[Records from a dataset]
:::::

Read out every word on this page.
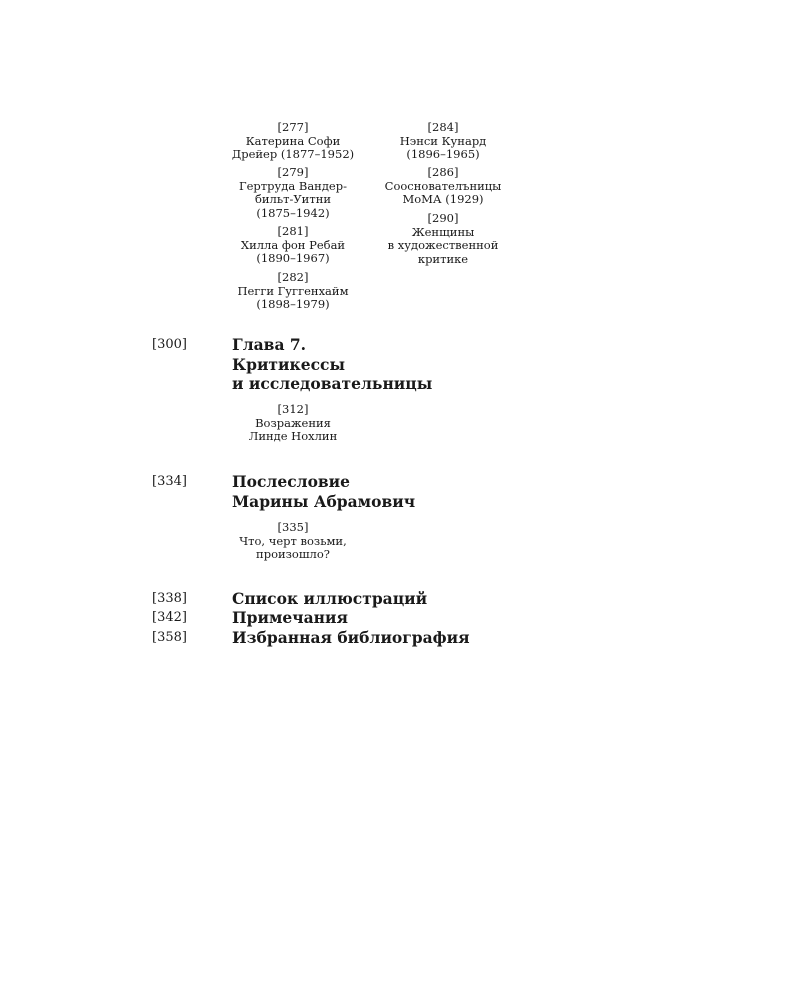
[277]
Катерина Софи
Дрейер (1877–1952)
[279]
Гертруда Вандер-
бильт-Уитни
(1875–1942)
[281]
Хилла фон Ребай
(1890–1967)
[282]
Пегги Гуггенхайм
(1898–1979)
[284]
Нэнси Кунард
(1896–1965)
[286]
Сооснователъницы
МоМА (1929)
[290]
Женщины
в художественной
критике
[300]	Глава 7.
Критикессы
и исследовательницы
[312]
Возражения
Линде Нохлин
[334]	Послесловие
Марины Абрамович
[335]
Что, черт возьми,
произошло?
[338]	Список иллюстраций
[342]	Примечания
[358]	Избранная библиография
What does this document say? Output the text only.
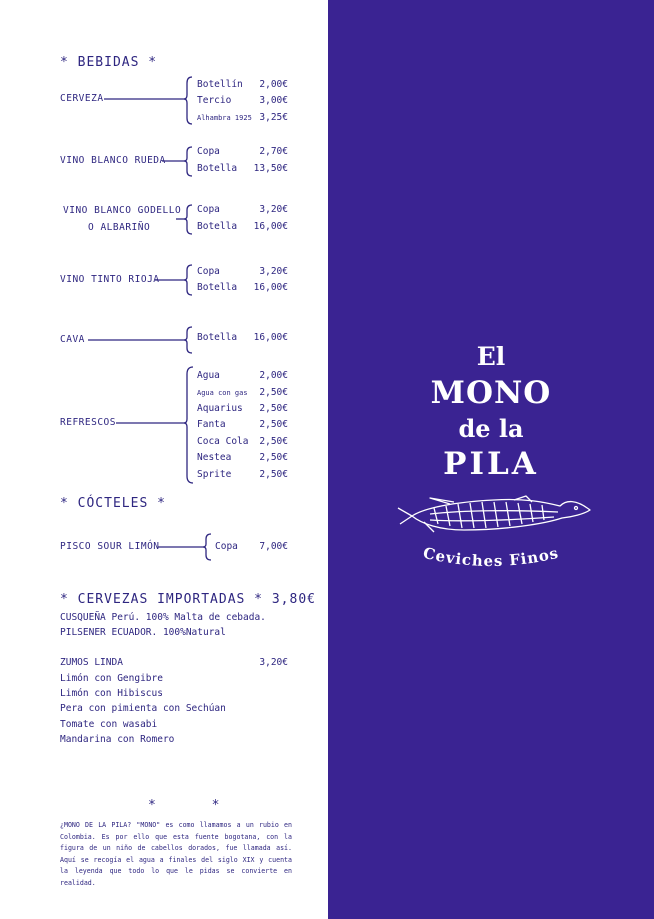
El
MONO
de la
PILA
Ceviches Finos
* BEBIDAS *
CERVEZA
Botellín	2,00€
Tercio	3,00€
Alhambra 1925 3,25€
VINO BLANCO RUEDA
Copa	2,70€
Botella	13,50€
VINO BLANCO GODELLO
O ALBARIÑO
Copa	3,20€
Botella	16,00€
VINO TINTO RIOJA
Copa	3,20€
Botella	16,00€
CAVA	Botella	16,00€
REFRESCOS
Agua	2,00€
Agua con gas	2,50€
Aquarius	2,50€
Fanta	2,50€
Coca Cola	2,50€
Nestea	2,50€
Sprite	2,50€
* CÓCTELES *
PISCO SOUR LIMÓN	Copa	7,00€
* CERVEZAS IMPORTADAS * 3,80€
CUSQUEÑA Perú. 100% Malta de cebada.
PILSENER ECUADOR. 100%Natural
ZUMOS LINDA	3,20€
Limón con Gengibre
Limón con Hibiscus
Pera con pimienta con Sechúan
Tomate con wasabi
Mandarina con Romero
* *
¿MONO DE LA PILA? "MONO" es como llamamos a un rubio en Colombia. Es por ello que esta fuente bogotana, con la figura de un niño de cabellos dorados, fue llamada así. Aquí se recogía el agua a finales del siglo XIX y cuenta la leyenda que todo lo que le pidas se convierte en realidad.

:::::

* Task details
Copy each line exactly, and leave the pictures out of your copy.

* Full response
Read out every word on this page.
[277]
Катерина Софи
Дрейер (1877–1952)
[279]
Гертруда Вандер-
бильт-Уитни
(1875–1942)
[281]
Хилла фон Ребай
(1890–1967)
[282]
Пегги Гуггенхайм
(1898–1979)
[284]
Нэнси Кунард
(1896–1965)
[286]
Сооснователъницы
МоМА (1929)
[290]
Женщины
в художественной
критике
[300]	Глава 7.
Критикессы
и исследовательницы
[312]
Возражения
Линде Нохлин
[334]	Послесловие
Марины Абрамович
[335]
Что, черт возьми,
произошло?
[338]	Список иллюстраций
[342]	Примечания
[358]	Избранная библиография
What does this document say? Output the text only.
El
MONO
de la
PILA
Ceviches Finos
* BEBIDAS *
CERVEZA
Botellín	2,00€
Tercio	3,00€
Alhambra 1925 3,25€
VINO BLANCO RUEDA
Copa	2,70€
Botella	13,50€
VINO BLANCO GODELLO
O ALBARIÑO
Copa	3,20€
Botella	16,00€
VINO TINTO RIOJA
Copa	3,20€
Botella	16,00€
CAVA	Botella	16,00€
REFRESCOS
Agua	2,00€
Agua con gas	2,50€
Aquarius	2,50€
Fanta	2,50€
Coca Cola	2,50€
Nestea	2,50€
Sprite	2,50€
* CÓCTELES *
PISCO SOUR LIMÓN	Copa	7,00€
* CERVEZAS IMPORTADAS * 3,80€
CUSQUEÑA Perú. 100% Malta de cebada.
PILSENER ECUADOR. 100%Natural
ZUMOS LINDA	3,20€
Limón con Gengibre
Limón con Hibiscus
Pera con pimienta con Sechúan
Tomate con wasabi
Mandarina con Romero
* *
¿MONO DE LA PILA? "MONO" es como llamamos a un rubio en Colombia. Es por ello que esta fuente bogotana, con la figura de un niño de cabellos dorados, fue llamada así. Aquí se recogía el agua a finales del siglo XIX y cuenta la leyenda que todo lo que le pidas se convierte en realidad.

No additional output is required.